Stated task - Scan the entries below and count the lines holding the string "this". Supply only the number.

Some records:

● ● ●

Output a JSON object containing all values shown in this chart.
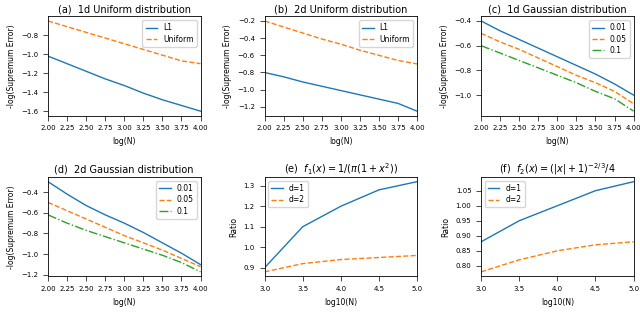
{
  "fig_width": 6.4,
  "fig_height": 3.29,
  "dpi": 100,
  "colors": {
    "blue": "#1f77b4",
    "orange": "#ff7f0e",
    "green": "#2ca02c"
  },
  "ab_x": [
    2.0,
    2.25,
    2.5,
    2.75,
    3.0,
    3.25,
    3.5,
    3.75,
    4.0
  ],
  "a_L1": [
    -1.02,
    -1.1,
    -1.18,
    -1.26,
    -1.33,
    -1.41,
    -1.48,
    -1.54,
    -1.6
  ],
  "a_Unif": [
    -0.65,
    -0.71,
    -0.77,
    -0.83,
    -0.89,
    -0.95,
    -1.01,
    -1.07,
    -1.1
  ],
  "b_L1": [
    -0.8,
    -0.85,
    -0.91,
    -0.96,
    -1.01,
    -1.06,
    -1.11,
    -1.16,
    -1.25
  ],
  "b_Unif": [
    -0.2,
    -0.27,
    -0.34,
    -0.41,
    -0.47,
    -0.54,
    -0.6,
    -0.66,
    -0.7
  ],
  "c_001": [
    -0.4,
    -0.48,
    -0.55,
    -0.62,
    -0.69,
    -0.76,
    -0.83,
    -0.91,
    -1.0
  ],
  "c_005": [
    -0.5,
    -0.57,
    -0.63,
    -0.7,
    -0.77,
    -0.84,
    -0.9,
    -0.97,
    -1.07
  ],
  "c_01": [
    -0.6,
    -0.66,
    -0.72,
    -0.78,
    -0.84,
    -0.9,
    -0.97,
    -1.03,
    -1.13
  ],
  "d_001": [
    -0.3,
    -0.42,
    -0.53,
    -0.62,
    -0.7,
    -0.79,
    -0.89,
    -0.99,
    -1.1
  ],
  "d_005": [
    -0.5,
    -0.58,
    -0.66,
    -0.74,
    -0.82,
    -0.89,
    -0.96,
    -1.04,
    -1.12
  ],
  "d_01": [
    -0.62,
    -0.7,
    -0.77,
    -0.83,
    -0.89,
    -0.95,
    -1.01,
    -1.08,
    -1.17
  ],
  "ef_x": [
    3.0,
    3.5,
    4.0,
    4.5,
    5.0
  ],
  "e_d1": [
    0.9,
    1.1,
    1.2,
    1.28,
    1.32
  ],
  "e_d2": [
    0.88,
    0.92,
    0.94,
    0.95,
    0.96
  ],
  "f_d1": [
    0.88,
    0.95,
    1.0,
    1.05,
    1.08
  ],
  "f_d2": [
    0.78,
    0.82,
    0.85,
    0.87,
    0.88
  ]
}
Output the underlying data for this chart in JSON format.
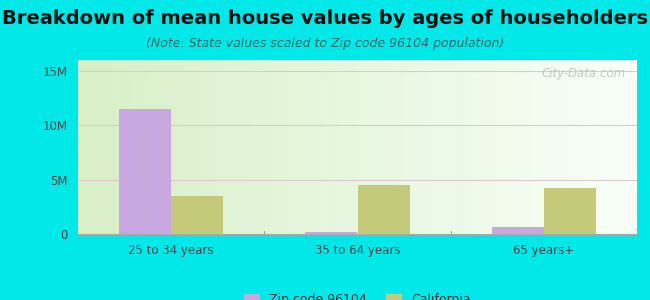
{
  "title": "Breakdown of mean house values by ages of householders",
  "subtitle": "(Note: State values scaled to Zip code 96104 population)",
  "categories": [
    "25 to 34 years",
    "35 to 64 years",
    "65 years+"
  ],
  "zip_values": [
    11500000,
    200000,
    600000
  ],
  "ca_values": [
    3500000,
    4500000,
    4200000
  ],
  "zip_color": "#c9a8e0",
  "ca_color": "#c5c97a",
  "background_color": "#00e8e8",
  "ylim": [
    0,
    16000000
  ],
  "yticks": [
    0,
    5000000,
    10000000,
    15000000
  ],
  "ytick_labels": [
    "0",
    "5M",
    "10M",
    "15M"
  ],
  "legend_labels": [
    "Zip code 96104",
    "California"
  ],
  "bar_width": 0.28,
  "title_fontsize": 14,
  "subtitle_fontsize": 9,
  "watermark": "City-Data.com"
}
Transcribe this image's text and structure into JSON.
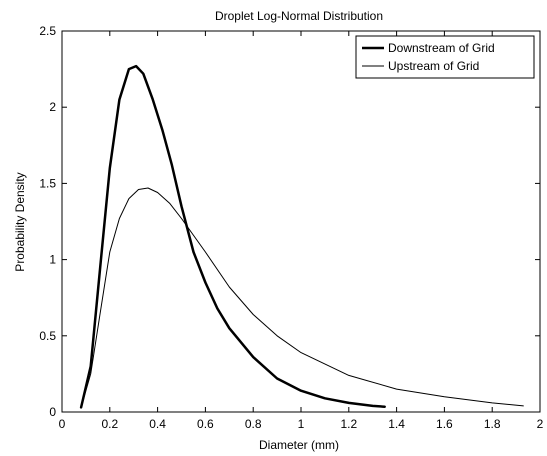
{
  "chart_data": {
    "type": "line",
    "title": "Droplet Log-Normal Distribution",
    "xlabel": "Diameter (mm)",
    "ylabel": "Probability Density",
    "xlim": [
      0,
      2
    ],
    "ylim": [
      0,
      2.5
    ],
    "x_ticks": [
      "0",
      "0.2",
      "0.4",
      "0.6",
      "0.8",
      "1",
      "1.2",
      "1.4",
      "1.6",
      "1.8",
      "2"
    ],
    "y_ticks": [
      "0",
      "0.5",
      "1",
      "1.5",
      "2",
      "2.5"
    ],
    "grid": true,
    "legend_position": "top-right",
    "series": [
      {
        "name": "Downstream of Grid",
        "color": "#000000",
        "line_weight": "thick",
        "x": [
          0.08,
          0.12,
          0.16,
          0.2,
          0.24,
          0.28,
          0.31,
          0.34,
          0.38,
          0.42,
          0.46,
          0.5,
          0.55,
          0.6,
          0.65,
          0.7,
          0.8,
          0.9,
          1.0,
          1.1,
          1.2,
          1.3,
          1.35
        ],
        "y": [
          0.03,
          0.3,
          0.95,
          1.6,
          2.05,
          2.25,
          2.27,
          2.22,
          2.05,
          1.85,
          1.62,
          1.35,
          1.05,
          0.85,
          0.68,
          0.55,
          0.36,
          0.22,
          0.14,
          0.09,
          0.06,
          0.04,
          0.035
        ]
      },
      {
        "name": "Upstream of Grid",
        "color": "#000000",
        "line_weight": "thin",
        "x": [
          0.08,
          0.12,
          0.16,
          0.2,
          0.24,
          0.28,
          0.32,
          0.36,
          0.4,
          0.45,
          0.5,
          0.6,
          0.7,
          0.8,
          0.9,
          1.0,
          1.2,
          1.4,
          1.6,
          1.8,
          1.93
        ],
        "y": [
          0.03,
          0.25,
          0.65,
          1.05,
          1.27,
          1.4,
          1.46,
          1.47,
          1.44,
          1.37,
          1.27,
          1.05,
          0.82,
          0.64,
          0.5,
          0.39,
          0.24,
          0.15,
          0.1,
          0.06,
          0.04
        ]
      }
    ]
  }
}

● ● ●

Answer to the exercise - 3